** Text excerpt **
His death by the hand of an assassin in a theatre at Washington, April 14, 1865, was heard of with emotions of horror by the entire country. At the North he was immediately regarded as a martyr; at the South, having just surrendered, it was feared the event would make the terms of peace more difficult. At first it was supposed the crime was prompted by the Confederate authorities, but nothing has ever been discovered to justify such an idea. It was doubtless the result of the same individual frenzy which impelled the attempt on the lives of Presidents Jackson and Garfield, and which is frcquently manifested in attempts on the lives of European monarchs.

As a self-made man, like Clay, Jackson, Douglas and others of our distinguished countrymen, Mr. Lincoln deserves great credit. It is one of the grand features of the Democratic institutions of the country, that the course is open to the poor as well as the rich, and that a fair field is offered to every one alike. Accounts of Lincoln's life and services have been published by several authors, and his speeches and writings are seen to be distinguished by a vein of wit and hard sense which almost always went straight to the point.

CHAPTER XII.

STEPHEN ARNOLD DOUGLAS.

Birth and Early Life-Goes West-Studies Law-Elected Judge and United States Senator-Squatter Sovereignty-Candidate for the Presidency-Supports the War for the Union-Personal Appearance -Marriage-Death and Monument.

** Requirement 1 **
Answer these questions from the Lincoln excerpt, one answer per line, marked to match:
(a) On what date was the assassination?
(b) Which three men does it name with Lincoln as self-made?
(c) Whom is Chapter XII about?

** Stored records **
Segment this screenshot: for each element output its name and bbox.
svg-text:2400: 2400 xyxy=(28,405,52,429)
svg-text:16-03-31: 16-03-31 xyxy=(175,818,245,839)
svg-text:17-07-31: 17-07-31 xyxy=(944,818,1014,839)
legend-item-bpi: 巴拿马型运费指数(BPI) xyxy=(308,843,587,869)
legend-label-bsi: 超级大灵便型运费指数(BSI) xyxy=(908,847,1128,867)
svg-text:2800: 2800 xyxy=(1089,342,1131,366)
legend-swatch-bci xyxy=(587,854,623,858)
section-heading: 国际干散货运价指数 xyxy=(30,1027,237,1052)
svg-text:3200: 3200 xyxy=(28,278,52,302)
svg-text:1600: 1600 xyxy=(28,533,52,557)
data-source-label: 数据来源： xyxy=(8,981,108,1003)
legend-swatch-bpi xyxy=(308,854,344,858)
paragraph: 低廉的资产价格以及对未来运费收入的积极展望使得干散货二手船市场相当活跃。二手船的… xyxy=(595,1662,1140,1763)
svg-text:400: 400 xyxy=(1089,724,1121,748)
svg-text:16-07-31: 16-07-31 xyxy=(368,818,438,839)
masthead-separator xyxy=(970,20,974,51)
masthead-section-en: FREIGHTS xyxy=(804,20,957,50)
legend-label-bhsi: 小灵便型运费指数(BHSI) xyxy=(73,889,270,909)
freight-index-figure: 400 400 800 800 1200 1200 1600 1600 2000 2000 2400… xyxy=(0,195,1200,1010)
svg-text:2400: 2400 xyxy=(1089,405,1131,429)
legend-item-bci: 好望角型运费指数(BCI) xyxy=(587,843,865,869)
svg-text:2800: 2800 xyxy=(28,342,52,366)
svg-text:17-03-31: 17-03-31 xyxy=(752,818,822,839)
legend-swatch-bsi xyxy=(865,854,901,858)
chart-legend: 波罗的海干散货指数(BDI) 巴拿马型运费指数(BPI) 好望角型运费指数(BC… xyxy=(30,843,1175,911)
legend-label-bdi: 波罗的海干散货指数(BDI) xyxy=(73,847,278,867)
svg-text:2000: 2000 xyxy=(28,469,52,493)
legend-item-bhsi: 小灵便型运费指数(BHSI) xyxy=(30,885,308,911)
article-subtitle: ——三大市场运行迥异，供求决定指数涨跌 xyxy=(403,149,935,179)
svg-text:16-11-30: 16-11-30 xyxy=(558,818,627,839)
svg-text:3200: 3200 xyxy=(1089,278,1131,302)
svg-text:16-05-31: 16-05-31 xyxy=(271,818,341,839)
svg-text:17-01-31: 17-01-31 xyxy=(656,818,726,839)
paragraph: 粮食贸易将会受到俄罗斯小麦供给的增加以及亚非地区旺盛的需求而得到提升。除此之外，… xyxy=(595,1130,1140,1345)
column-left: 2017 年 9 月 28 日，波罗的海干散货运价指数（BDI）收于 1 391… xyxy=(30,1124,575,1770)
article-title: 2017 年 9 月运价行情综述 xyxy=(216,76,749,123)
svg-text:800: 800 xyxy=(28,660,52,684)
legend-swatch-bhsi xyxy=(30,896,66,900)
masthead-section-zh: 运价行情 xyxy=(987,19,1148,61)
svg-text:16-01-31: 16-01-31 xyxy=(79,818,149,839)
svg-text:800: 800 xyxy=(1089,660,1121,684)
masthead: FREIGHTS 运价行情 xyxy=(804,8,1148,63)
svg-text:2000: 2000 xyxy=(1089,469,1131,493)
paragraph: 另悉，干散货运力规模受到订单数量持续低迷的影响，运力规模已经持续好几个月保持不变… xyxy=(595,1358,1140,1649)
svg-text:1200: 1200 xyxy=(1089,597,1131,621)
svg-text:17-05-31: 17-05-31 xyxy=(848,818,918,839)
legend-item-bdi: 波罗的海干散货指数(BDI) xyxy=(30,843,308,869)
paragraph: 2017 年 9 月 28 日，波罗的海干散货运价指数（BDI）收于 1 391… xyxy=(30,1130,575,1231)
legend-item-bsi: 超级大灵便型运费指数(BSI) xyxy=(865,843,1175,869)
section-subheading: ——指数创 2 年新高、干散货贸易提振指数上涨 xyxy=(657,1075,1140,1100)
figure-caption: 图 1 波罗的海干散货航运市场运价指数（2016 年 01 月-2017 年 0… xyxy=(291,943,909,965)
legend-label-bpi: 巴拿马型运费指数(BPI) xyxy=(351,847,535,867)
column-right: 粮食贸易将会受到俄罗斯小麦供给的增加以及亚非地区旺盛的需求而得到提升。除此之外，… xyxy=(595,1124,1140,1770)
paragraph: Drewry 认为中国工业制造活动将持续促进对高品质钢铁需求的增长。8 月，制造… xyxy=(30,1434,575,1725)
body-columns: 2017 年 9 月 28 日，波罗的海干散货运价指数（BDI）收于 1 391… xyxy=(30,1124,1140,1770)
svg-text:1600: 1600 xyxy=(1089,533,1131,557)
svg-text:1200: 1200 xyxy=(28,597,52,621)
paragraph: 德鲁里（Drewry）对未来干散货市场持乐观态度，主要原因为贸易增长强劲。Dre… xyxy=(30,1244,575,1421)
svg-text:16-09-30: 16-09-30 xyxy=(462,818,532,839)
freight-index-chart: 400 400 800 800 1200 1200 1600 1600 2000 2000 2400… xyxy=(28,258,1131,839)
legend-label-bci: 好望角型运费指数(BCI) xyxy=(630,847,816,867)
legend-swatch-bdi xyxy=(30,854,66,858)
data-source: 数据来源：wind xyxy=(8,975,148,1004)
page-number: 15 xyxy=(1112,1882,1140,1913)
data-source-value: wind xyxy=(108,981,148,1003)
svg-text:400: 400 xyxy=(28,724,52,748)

** Requirement 2 **
Rewrite the lines of the listing from its first line through the line holding "masthead-separator xyxy=(970,20,974,51)", inclusive, with "svg-text" changed to "axis-text" and nothing else altered. Give only those lines.

** Complete answer 1 **
(a) April 14, 1865
(b) Clay, Jackson and Douglas
(c) Stephen Arnold Douglas

** Complete answer 2 **
Segment this screenshot: for each element output its name and bbox.
axis-text:2400: 2400 xyxy=(28,405,52,429)
axis-text:16-03-31: 16-03-31 xyxy=(175,818,245,839)
axis-text:17-07-31: 17-07-31 xyxy=(944,818,1014,839)
legend-item-bpi: 巴拿马型运费指数(BPI) xyxy=(308,843,587,869)
legend-label-bsi: 超级大灵便型运费指数(BSI) xyxy=(908,847,1128,867)
axis-text:2800: 2800 xyxy=(1089,342,1131,366)
legend-swatch-bci xyxy=(587,854,623,858)
section-heading: 国际干散货运价指数 xyxy=(30,1027,237,1052)
axis-text:3200: 3200 xyxy=(28,278,52,302)
axis-text:1600: 1600 xyxy=(28,533,52,557)
data-source-label: 数据来源： xyxy=(8,981,108,1003)
legend-swatch-bpi xyxy=(308,854,344,858)
paragraph: 低廉的资产价格以及对未来运费收入的积极展望使得干散货二手船市场相当活跃。二手船的… xyxy=(595,1662,1140,1763)
axis-text:400: 400 xyxy=(1089,724,1121,748)
axis-text:16-07-31: 16-07-31 xyxy=(368,818,438,839)
masthead-separator xyxy=(970,20,974,51)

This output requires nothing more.